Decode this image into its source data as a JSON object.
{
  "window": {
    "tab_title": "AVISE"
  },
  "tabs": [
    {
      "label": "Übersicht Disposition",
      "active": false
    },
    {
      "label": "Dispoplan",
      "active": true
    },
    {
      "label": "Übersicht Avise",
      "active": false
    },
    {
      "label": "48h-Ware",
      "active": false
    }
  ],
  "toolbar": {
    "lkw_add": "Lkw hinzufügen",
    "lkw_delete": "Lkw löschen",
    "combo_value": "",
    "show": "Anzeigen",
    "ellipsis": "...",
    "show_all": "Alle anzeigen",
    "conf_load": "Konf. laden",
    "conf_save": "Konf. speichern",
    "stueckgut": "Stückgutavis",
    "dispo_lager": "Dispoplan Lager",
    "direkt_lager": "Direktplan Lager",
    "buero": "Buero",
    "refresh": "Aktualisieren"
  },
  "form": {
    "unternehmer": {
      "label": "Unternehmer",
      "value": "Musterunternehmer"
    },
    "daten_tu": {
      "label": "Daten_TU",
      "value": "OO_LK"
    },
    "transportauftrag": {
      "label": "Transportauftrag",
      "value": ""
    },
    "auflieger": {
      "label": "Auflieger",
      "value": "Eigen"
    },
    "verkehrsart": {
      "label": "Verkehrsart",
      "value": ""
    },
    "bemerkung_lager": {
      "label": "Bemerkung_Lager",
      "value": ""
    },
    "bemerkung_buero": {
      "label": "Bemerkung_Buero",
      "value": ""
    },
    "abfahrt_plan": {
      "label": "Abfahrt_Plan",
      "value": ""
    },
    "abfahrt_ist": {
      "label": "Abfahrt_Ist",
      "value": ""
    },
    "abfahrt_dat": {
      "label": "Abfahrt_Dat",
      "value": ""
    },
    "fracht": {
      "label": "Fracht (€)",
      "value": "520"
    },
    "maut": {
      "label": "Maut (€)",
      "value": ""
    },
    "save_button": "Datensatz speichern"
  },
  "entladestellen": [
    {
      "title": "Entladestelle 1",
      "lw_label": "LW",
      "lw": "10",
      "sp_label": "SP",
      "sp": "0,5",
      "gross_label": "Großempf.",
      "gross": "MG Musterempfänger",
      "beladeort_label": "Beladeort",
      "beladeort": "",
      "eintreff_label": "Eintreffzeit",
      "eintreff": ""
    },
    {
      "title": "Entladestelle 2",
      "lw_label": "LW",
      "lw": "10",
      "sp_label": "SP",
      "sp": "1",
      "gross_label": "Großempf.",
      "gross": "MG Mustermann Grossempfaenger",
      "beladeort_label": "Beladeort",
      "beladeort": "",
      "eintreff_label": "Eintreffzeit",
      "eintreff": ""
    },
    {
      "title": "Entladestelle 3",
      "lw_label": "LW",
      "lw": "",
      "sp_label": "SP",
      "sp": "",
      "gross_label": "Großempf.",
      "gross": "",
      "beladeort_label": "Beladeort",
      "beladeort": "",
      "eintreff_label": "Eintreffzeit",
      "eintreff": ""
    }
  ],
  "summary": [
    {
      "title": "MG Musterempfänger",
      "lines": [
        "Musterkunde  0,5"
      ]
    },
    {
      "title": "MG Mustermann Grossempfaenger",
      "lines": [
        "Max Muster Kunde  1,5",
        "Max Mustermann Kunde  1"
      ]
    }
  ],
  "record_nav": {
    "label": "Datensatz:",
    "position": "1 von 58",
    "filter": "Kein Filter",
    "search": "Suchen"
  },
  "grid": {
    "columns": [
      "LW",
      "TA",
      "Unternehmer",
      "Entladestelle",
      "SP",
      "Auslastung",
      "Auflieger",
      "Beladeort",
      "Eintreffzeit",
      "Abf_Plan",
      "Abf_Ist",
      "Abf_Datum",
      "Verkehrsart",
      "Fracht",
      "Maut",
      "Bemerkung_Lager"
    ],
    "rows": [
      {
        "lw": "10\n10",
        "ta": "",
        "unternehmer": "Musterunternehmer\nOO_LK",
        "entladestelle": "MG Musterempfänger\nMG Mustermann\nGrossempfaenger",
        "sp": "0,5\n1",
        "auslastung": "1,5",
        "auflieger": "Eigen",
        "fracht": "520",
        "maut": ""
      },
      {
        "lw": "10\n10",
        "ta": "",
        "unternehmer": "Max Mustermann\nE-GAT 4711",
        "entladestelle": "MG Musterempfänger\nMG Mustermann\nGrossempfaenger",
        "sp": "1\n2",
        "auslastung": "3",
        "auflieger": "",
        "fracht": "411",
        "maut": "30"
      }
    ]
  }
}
+===+
### Short exercise
Give the complete listing a second time, exactly as it reads.

### The reply
Decode this image into its source data as a JSON object.
{
  "window": {
    "tab_title": "AVISE"
  },
  "tabs": [
    {
      "label": "Übersicht Disposition",
      "active": false
    },
    {
      "label": "Dispoplan",
      "active": true
    },
    {
      "label": "Übersicht Avise",
      "active": false
    },
    {
      "label": "48h-Ware",
      "active": false
    }
  ],
  "toolbar": {
    "lkw_add": "Lkw hinzufügen",
    "lkw_delete": "Lkw löschen",
    "combo_value": "",
    "show": "Anzeigen",
    "ellipsis": "...",
    "show_all": "Alle anzeigen",
    "conf_load": "Konf. laden",
    "conf_save": "Konf. speichern",
    "stueckgut": "Stückgutavis",
    "dispo_lager": "Dispoplan Lager",
    "direkt_lager": "Direktplan Lager",
    "buero": "Buero",
    "refresh": "Aktualisieren"
  },
  "form": {
    "unternehmer": {
      "label": "Unternehmer",
      "value": "Musterunternehmer"
    },
    "daten_tu": {
      "label": "Daten_TU",
      "value": "OO_LK"
    },
    "transportauftrag": {
      "label": "Transportauftrag",
      "value": ""
    },
    "auflieger": {
      "label": "Auflieger",
      "value": "Eigen"
    },
    "verkehrsart": {
      "label": "Verkehrsart",
      "value": ""
    },
    "bemerkung_lager": {
      "label": "Bemerkung_Lager",
      "value": ""
    },
    "bemerkung_buero": {
      "label": "Bemerkung_Buero",
      "value": ""
    },
    "abfahrt_plan": {
      "label": "Abfahrt_Plan",
      "value": ""
    },
    "abfahrt_ist": {
      "label": "Abfahrt_Ist",
      "value": ""
    },
    "abfahrt_dat": {
      "label": "Abfahrt_Dat",
      "value": ""
    },
    "fracht": {
      "label": "Fracht (€)",
      "value": "520"
    },
    "maut": {
      "label": "Maut (€)",
      "value": ""
    },
    "save_button": "Datensatz speichern"
  },
  "entladestellen": [
    {
      "title": "Entladestelle 1",
      "lw_label": "LW",
      "lw": "10",
      "sp_label": "SP",
      "sp": "0,5",
      "gross_label": "Großempf.",
      "gross": "MG Musterempfänger",
      "beladeort_label": "Beladeort",
      "beladeort": "",
      "eintreff_label": "Eintreffzeit",
      "eintreff": ""
    },
    {
      "title": "Entladestelle 2",
      "lw_label": "LW",
      "lw": "10",
      "sp_label": "SP",
      "sp": "1",
      "gross_label": "Großempf.",
      "gross": "MG Mustermann Grossempfaenger",
      "beladeort_label": "Beladeort",
      "beladeort": "",
      "eintreff_label": "Eintreffzeit",
      "eintreff": ""
    },
    {
      "title": "Entladestelle 3",
      "lw_label": "LW",
      "lw": "",
      "sp_label": "SP",
      "sp": "",
      "gross_label": "Großempf.",
      "gross": "",
      "beladeort_label": "Beladeort",
      "beladeort": "",
      "eintreff_label": "Eintreffzeit",
      "eintreff": ""
    }
  ],
  "summary": [
    {
      "title": "MG Musterempfänger",
      "lines": [
        "Musterkunde  0,5"
      ]
    },
    {
      "title": "MG Mustermann Grossempfaenger",
      "lines": [
        "Max Muster Kunde  1,5",
        "Max Mustermann Kunde  1"
      ]
    }
  ],
  "record_nav": {
    "label": "Datensatz:",
    "position": "1 von 58",
    "filter": "Kein Filter",
    "search": "Suchen"
  },
  "grid": {
    "columns": [
      "LW",
      "TA",
      "Unternehmer",
      "Entladestelle",
      "SP",
      "Auslastung",
      "Auflieger",
      "Beladeort",
      "Eintreffzeit",
      "Abf_Plan",
      "Abf_Ist",
      "Abf_Datum",
      "Verkehrsart",
      "Fracht",
      "Maut",
      "Bemerkung_Lager"
    ],
    "rows": [
      {
        "lw": "10\n10",
        "ta": "",
        "unternehmer": "Musterunternehmer\nOO_LK",
        "entladestelle": "MG Musterempfänger\nMG Mustermann\nGrossempfaenger",
        "sp": "0,5\n1",
        "auslastung": "1,5",
        "auflieger": "Eigen",
        "fracht": "520",
        "maut": ""
      },
      {
        "lw": "10\n10",
        "ta": "",
        "unternehmer": "Max Mustermann\nE-GAT 4711",
        "entladestelle": "MG Musterempfänger\nMG Mustermann\nGrossempfaenger",
        "sp": "1\n2",
        "auslastung": "3",
        "auflieger": "",
        "fracht": "411",
        "maut": "30"
      }
    ]
  }
}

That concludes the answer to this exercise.